◆ Stated task:
Write the records below out again exactly as given, with no images.

────

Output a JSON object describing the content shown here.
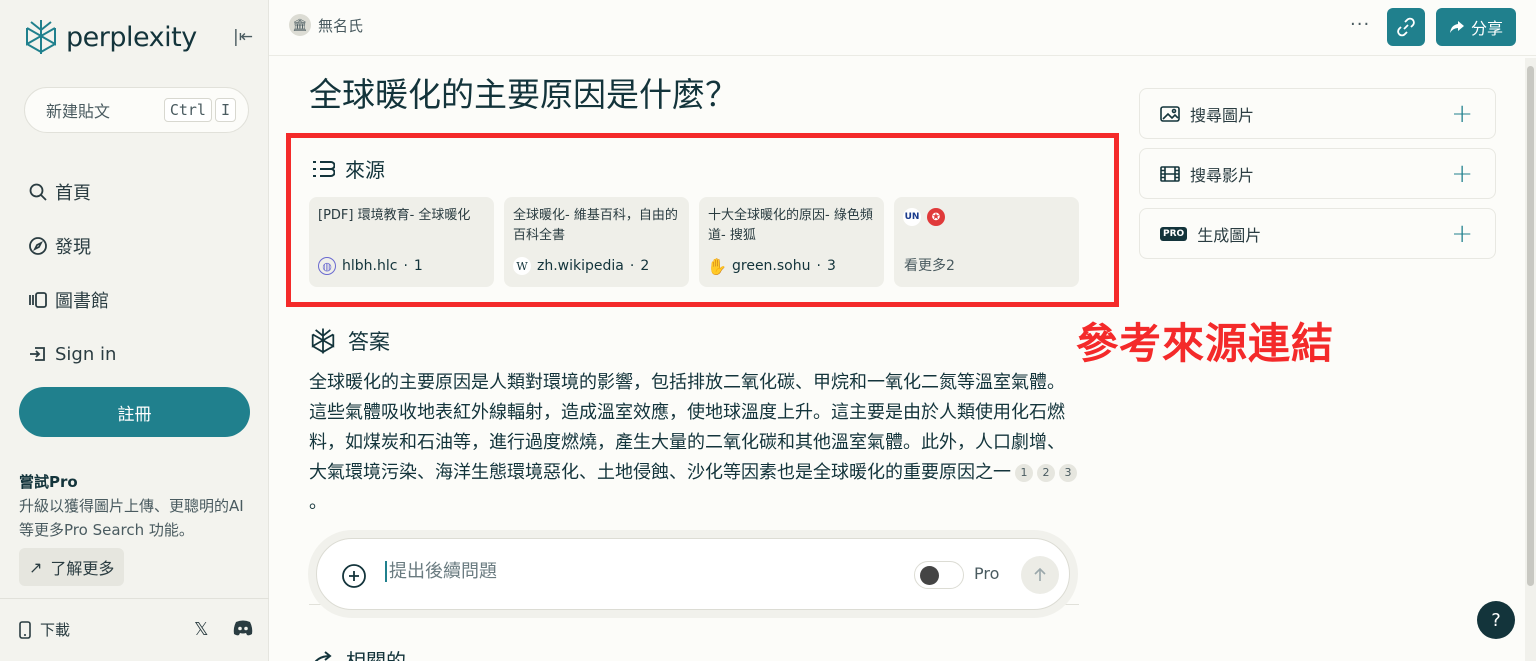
{
  "sidebar": {
    "logo_text": "perplexity",
    "new_thread": {
      "label": "新建貼文",
      "kbd_ctrl": "Ctrl",
      "kbd_key": "I"
    },
    "nav": [
      {
        "label": "首頁",
        "icon": "search-icon"
      },
      {
        "label": "發現",
        "icon": "compass-icon"
      },
      {
        "label": "圖書館",
        "icon": "library-icon"
      },
      {
        "label": "Sign in",
        "icon": "sign-in-icon"
      }
    ],
    "signup_label": "註冊",
    "pro": {
      "title": "嘗試Pro",
      "description": "升級以獲得圖片上傳、更聰明的AI等更多Pro Search 功能。",
      "learn_more": "了解更多"
    },
    "footer": {
      "download": "下載"
    }
  },
  "topbar": {
    "user_name": "無名氏",
    "more": "···",
    "share_label": "分享"
  },
  "main": {
    "title": "全球暖化的主要原因是什麼？",
    "sources_label": "來源",
    "sources": [
      {
        "title": "[PDF] 環境教育- 全球暖化",
        "site": "hlbh.hlc",
        "index": "1",
        "favicon": "globe-icon"
      },
      {
        "title": "全球暖化- 維基百科，自由的百科全書",
        "site": "zh.wikipedia",
        "index": "2",
        "favicon": "wikipedia-icon"
      },
      {
        "title": "十大全球暖化的原因- 綠色頻道- 搜狐",
        "site": "green.sohu",
        "index": "3",
        "favicon": "sohu-icon"
      }
    ],
    "more_sources": {
      "label": "看更多",
      "count": "2"
    },
    "annotation": "參考來源連結",
    "answer_label": "答案",
    "answer_text": "全球暖化的主要原因是人類對環境的影響，包括排放二氧化碳、甲烷和一氧化二氮等溫室氣體。這些氣體吸收地表紅外線輻射，造成溫室效應，使地球溫度上升。這主要是由於人類使用化石燃料，如煤炭和石油等，進行過度燃燒，產生大量的二氧化碳和其他溫室氣體。此外，人口劇增、大氣環境污染、海洋生態環境惡化、土地侵蝕、沙化等因素也是全球暖化的重要原因之一",
    "citations": [
      "1",
      "2",
      "3"
    ],
    "answer_end": "。",
    "followup": {
      "placeholder": "提出後續問題",
      "pro_label": "Pro"
    },
    "related_label": "相關的"
  },
  "right_panel": [
    {
      "label": "搜尋圖片",
      "icon": "image-icon"
    },
    {
      "label": "搜尋影片",
      "icon": "film-icon"
    },
    {
      "label": "生成圖片",
      "icon": "pro-badge-icon",
      "badge": "PRO"
    }
  ],
  "help_label": "?",
  "colors": {
    "accent": "#20808d",
    "annotation": "#f42a2a",
    "text": "#13343b"
  }
}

────

◆ Exercise output:
Output a JSON object describing the content shown here.
{
  "sidebar": {
    "logo_text": "perplexity",
    "new_thread": {
      "label": "新建貼文",
      "kbd_ctrl": "Ctrl",
      "kbd_key": "I"
    },
    "nav": [
      {
        "label": "首頁",
        "icon": "search-icon"
      },
      {
        "label": "發現",
        "icon": "compass-icon"
      },
      {
        "label": "圖書館",
        "icon": "library-icon"
      },
      {
        "label": "Sign in",
        "icon": "sign-in-icon"
      }
    ],
    "signup_label": "註冊",
    "pro": {
      "title": "嘗試Pro",
      "description": "升級以獲得圖片上傳、更聰明的AI等更多Pro Search 功能。",
      "learn_more": "了解更多"
    },
    "footer": {
      "download": "下載"
    }
  },
  "topbar": {
    "user_name": "無名氏",
    "more": "···",
    "share_label": "分享"
  },
  "main": {
    "title": "全球暖化的主要原因是什麼？",
    "sources_label": "來源",
    "sources": [
      {
        "title": "[PDF] 環境教育- 全球暖化",
        "site": "hlbh.hlc",
        "index": "1",
        "favicon": "globe-icon"
      },
      {
        "title": "全球暖化- 維基百科，自由的百科全書",
        "site": "zh.wikipedia",
        "index": "2",
        "favicon": "wikipedia-icon"
      },
      {
        "title": "十大全球暖化的原因- 綠色頻道- 搜狐",
        "site": "green.sohu",
        "index": "3",
        "favicon": "sohu-icon"
      }
    ],
    "more_sources": {
      "label": "看更多",
      "count": "2"
    },
    "annotation": "參考來源連結",
    "answer_label": "答案",
    "answer_text": "全球暖化的主要原因是人類對環境的影響，包括排放二氧化碳、甲烷和一氧化二氮等溫室氣體。這些氣體吸收地表紅外線輻射，造成溫室效應，使地球溫度上升。這主要是由於人類使用化石燃料，如煤炭和石油等，進行過度燃燒，產生大量的二氧化碳和其他溫室氣體。此外，人口劇增、大氣環境污染、海洋生態環境惡化、土地侵蝕、沙化等因素也是全球暖化的重要原因之一",
    "citations": [
      "1",
      "2",
      "3"
    ],
    "answer_end": "。",
    "followup": {
      "placeholder": "提出後續問題",
      "pro_label": "Pro"
    },
    "related_label": "相關的"
  },
  "right_panel": [
    {
      "label": "搜尋圖片",
      "icon": "image-icon"
    },
    {
      "label": "搜尋影片",
      "icon": "film-icon"
    },
    {
      "label": "生成圖片",
      "icon": "pro-badge-icon",
      "badge": "PRO"
    }
  ],
  "help_label": "?",
  "colors": {
    "accent": "#20808d",
    "annotation": "#f42a2a",
    "text": "#13343b"
  }
}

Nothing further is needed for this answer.